[Extracted data entries]
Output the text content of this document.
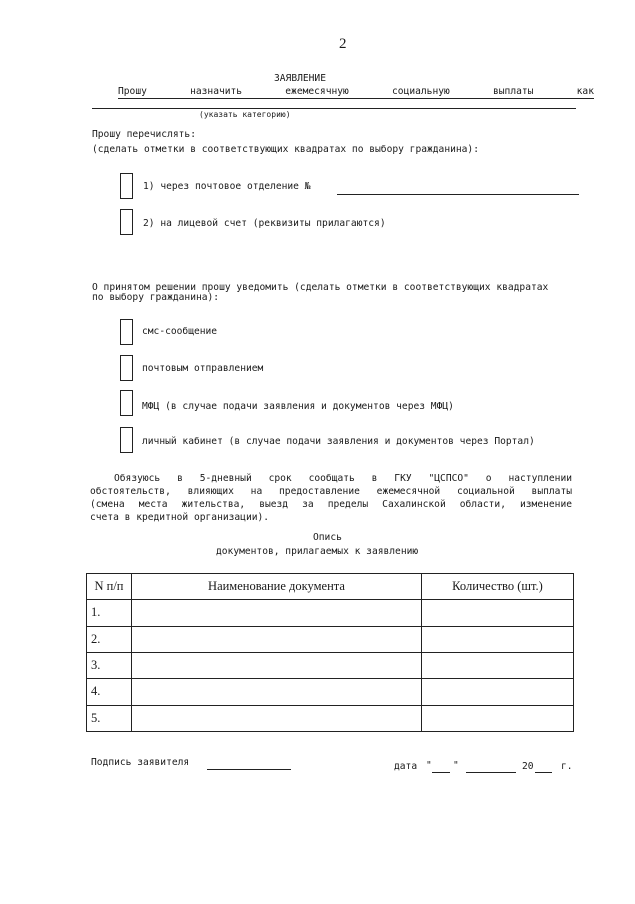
2
ЗАЯВЛЕНИЕ
Прошу	назначить	ежемесячную	социальную	выплаты	как
(указать категорию)
Прошу перечислять:
(сделать отметки в соответствующих квадратах по выбору гражданина):
1) через почтовое отделение №
2) на лицевой счет (реквизиты прилагаются)
О принятом решении прошу уведомить (сделать отметки в соответствующих квадратах
по выбору гражданина):
смс-сообщение
почтовым отправлением
МФЦ (в случае подачи заявления и документов через МФЦ)
личный кабинет (в случае подачи заявления и документов через Портал)
Обязуюсь в 5-дневный срок сообщать в ГКУ "ЦСПСО" о наступлении
обстоятельств, влияющих на предоставление ежемесячной социальной выплаты
(смена места жительства, выезд за пределы Сахалинской области, изменение
счета в кредитной организации).
Опись
документов, прилагаемых к заявлению
N п/п	Наименование документа	Количество (шт.)
1.		
2.		
3.		
4.		
5.		
Подпись заявителя	дата " "	20	г.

> [Task]:
The pictures in the entries should be left out; output everything else exactly.

> [Answer in full]:
Output the text content of this document.
2
ЗАЯВЛЕНИЕ
Прошу	назначить	ежемесячную	социальную	выплаты	как
(указать категорию)
Прошу перечислять:
(сделать отметки в соответствующих квадратах по выбору гражданина):
1) через почтовое отделение №
2) на лицевой счет (реквизиты прилагаются)
О принятом решении прошу уведомить (сделать отметки в соответствующих квадратах
по выбору гражданина):
смс-сообщение
почтовым отправлением
МФЦ (в случае подачи заявления и документов через МФЦ)
личный кабинет (в случае подачи заявления и документов через Портал)
Обязуюсь в 5-дневный срок сообщать в ГКУ "ЦСПСО" о наступлении
обстоятельств, влияющих на предоставление ежемесячной социальной выплаты
(смена места жительства, выезд за пределы Сахалинской области, изменение
счета в кредитной организации).
Опись
документов, прилагаемых к заявлению
N п/п	Наименование документа	Количество (шт.)
1.		
2.		
3.		
4.		
5.		
Подпись заявителя	дата " "	20	г.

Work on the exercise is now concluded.